Aim: Report how many lines of the listing below include the word "color". Give nothing but the number.

[Source records]

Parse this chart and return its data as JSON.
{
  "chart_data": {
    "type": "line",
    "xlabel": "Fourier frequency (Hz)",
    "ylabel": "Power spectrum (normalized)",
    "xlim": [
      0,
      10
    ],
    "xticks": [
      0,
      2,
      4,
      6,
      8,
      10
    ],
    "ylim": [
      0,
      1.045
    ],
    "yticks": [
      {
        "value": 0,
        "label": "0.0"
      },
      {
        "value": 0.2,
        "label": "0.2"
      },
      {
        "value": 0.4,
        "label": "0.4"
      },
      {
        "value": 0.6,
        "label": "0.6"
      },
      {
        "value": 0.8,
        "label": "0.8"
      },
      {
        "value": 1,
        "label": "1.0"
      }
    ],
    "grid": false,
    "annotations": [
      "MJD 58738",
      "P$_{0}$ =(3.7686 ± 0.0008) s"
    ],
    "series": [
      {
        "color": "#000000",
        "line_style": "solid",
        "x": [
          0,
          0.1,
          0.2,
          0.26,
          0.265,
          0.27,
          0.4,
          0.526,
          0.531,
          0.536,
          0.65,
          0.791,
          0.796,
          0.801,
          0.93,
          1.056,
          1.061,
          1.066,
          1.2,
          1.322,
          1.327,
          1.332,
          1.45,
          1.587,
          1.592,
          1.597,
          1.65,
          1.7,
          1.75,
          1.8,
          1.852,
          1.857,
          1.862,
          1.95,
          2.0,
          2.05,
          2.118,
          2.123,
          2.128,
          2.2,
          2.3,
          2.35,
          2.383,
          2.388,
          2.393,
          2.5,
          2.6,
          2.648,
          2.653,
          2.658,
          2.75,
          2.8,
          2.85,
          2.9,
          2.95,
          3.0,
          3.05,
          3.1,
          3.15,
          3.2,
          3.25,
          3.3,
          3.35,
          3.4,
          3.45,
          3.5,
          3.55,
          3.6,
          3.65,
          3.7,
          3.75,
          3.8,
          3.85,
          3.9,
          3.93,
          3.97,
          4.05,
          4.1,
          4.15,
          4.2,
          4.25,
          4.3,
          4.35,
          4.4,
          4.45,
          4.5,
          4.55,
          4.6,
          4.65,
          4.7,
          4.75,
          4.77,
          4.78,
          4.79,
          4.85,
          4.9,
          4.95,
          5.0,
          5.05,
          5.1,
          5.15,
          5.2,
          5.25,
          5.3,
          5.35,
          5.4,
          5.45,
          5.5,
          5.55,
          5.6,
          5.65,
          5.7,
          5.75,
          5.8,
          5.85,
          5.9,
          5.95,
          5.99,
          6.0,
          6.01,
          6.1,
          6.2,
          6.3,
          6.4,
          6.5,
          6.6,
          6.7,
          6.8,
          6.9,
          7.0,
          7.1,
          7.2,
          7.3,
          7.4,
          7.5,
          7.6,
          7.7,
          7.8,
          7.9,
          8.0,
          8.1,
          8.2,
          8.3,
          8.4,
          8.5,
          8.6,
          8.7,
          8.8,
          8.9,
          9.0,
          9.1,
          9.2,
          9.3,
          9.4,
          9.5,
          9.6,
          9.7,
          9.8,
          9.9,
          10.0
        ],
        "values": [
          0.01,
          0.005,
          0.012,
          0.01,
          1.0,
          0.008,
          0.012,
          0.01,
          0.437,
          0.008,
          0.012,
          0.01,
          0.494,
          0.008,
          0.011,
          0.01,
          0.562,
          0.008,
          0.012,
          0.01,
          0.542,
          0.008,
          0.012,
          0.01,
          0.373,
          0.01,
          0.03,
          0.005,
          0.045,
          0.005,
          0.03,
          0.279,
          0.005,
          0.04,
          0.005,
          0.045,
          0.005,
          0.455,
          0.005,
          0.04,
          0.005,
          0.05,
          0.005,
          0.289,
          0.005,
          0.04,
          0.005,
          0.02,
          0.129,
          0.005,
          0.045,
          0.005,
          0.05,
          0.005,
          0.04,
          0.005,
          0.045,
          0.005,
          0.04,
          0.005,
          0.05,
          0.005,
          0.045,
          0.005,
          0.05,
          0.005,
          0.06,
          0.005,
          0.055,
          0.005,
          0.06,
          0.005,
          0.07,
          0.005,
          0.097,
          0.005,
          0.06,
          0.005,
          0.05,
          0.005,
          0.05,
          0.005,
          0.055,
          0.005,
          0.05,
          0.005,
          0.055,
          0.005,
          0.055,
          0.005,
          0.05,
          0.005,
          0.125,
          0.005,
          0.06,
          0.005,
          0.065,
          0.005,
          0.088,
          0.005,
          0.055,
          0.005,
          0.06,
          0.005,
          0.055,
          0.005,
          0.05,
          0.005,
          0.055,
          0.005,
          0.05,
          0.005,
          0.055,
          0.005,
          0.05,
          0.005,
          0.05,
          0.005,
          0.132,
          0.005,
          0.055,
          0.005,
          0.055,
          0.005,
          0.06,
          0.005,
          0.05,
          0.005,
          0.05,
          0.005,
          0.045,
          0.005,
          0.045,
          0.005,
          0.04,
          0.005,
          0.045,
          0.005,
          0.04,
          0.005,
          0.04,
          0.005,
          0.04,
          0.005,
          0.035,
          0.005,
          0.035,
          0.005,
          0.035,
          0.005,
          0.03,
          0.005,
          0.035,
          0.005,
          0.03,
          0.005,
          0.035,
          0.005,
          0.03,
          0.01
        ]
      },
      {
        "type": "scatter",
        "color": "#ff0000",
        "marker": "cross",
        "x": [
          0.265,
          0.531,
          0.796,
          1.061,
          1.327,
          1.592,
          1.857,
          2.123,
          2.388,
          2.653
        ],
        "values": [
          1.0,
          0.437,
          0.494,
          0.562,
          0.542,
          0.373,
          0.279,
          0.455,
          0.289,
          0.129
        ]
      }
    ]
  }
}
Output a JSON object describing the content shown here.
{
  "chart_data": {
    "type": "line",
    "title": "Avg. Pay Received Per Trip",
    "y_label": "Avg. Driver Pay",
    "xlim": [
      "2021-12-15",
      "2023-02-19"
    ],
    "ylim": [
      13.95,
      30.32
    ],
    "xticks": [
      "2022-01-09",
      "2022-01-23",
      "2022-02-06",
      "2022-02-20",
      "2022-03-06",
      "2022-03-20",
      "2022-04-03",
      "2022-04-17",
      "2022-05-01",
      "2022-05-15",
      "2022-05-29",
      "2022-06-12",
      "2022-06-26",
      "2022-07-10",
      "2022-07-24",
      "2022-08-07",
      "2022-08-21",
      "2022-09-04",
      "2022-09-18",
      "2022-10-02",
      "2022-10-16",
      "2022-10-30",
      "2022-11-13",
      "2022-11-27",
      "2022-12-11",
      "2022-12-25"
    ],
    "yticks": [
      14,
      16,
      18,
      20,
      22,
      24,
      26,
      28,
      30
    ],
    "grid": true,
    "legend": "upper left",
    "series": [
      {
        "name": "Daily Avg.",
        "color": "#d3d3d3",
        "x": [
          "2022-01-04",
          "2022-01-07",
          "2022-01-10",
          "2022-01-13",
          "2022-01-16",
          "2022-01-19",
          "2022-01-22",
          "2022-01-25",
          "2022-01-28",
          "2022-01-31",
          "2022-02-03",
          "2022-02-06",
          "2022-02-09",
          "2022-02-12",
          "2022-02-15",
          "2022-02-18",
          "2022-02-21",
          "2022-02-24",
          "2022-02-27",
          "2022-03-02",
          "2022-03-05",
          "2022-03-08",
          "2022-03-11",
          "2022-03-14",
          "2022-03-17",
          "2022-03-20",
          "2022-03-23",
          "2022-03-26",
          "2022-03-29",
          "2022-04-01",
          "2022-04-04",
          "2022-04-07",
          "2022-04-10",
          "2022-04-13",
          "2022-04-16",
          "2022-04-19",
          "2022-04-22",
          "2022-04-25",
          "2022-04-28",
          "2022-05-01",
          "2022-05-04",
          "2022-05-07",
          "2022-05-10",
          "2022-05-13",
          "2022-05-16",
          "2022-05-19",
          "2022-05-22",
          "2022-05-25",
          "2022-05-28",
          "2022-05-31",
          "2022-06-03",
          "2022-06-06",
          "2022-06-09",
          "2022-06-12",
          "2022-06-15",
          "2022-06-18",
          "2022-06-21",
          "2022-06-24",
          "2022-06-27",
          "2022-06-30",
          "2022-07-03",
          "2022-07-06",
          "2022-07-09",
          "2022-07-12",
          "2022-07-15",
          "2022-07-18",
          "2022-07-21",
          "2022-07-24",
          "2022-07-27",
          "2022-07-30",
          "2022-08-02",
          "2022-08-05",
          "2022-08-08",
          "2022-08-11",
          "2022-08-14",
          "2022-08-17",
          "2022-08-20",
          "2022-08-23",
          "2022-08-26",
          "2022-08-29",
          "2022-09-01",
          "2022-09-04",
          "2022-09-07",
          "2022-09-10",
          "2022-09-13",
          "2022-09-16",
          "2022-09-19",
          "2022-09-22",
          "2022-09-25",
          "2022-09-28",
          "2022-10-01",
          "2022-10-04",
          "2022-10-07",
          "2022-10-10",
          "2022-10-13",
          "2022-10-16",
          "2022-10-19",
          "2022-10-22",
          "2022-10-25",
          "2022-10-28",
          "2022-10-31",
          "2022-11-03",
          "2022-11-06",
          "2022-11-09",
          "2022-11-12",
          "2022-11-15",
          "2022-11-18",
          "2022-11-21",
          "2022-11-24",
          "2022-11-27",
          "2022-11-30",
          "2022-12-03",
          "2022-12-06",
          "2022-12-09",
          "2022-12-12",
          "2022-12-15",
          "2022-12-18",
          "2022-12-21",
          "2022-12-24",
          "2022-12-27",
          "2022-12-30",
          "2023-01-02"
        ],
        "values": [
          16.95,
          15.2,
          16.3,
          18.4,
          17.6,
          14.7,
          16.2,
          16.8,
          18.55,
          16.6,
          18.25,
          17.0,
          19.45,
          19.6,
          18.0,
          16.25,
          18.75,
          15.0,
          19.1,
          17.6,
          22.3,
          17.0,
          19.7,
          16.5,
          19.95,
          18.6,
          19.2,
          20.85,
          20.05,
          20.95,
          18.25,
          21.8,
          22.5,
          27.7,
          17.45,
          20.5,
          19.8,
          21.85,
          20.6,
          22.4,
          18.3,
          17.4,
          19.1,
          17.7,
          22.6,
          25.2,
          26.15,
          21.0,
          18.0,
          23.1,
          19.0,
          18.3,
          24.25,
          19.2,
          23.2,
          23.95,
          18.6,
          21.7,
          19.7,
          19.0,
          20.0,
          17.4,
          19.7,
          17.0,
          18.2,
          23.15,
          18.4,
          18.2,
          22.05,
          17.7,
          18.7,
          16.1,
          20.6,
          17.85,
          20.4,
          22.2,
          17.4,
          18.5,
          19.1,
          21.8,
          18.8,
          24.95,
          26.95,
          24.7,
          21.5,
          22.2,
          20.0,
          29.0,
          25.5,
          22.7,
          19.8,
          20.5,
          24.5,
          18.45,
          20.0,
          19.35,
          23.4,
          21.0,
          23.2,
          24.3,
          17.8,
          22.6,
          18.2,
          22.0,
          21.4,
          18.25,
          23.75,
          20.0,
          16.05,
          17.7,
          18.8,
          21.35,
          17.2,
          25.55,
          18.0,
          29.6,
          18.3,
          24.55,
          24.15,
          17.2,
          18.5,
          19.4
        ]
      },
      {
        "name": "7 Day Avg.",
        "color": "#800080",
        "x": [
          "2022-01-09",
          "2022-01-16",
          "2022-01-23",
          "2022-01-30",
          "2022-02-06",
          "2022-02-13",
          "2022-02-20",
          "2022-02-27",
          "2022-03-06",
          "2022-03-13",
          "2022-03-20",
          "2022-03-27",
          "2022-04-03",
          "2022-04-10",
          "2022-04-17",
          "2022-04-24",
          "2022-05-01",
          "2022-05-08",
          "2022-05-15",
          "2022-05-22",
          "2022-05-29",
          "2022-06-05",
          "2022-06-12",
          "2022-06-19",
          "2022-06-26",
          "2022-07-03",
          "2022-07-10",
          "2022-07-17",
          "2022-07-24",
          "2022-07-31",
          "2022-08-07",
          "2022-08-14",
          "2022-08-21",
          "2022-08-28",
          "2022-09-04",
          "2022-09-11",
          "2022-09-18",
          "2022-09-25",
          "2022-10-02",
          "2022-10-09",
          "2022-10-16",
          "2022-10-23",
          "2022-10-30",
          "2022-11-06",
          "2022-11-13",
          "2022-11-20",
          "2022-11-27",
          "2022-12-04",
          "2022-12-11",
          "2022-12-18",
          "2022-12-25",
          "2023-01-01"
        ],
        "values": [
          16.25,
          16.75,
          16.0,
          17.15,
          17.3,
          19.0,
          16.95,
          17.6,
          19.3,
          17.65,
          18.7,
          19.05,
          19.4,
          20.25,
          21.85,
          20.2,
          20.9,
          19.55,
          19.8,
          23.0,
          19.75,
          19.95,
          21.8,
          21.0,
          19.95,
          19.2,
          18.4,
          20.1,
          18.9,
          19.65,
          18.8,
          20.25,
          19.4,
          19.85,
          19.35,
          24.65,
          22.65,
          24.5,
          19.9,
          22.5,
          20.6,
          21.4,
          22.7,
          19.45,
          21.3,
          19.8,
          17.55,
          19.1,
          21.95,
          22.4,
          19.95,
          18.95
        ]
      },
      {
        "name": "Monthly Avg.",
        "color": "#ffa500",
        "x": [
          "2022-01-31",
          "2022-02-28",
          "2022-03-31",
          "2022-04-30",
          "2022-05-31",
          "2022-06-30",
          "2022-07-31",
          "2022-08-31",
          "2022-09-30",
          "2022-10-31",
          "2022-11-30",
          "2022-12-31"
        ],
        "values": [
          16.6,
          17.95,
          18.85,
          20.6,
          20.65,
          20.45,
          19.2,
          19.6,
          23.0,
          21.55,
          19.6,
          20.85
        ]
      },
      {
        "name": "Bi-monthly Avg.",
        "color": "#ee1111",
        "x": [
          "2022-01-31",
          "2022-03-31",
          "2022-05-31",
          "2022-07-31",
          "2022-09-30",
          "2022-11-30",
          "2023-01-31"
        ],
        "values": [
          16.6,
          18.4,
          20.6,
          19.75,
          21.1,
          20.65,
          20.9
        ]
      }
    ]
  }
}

Reply: 6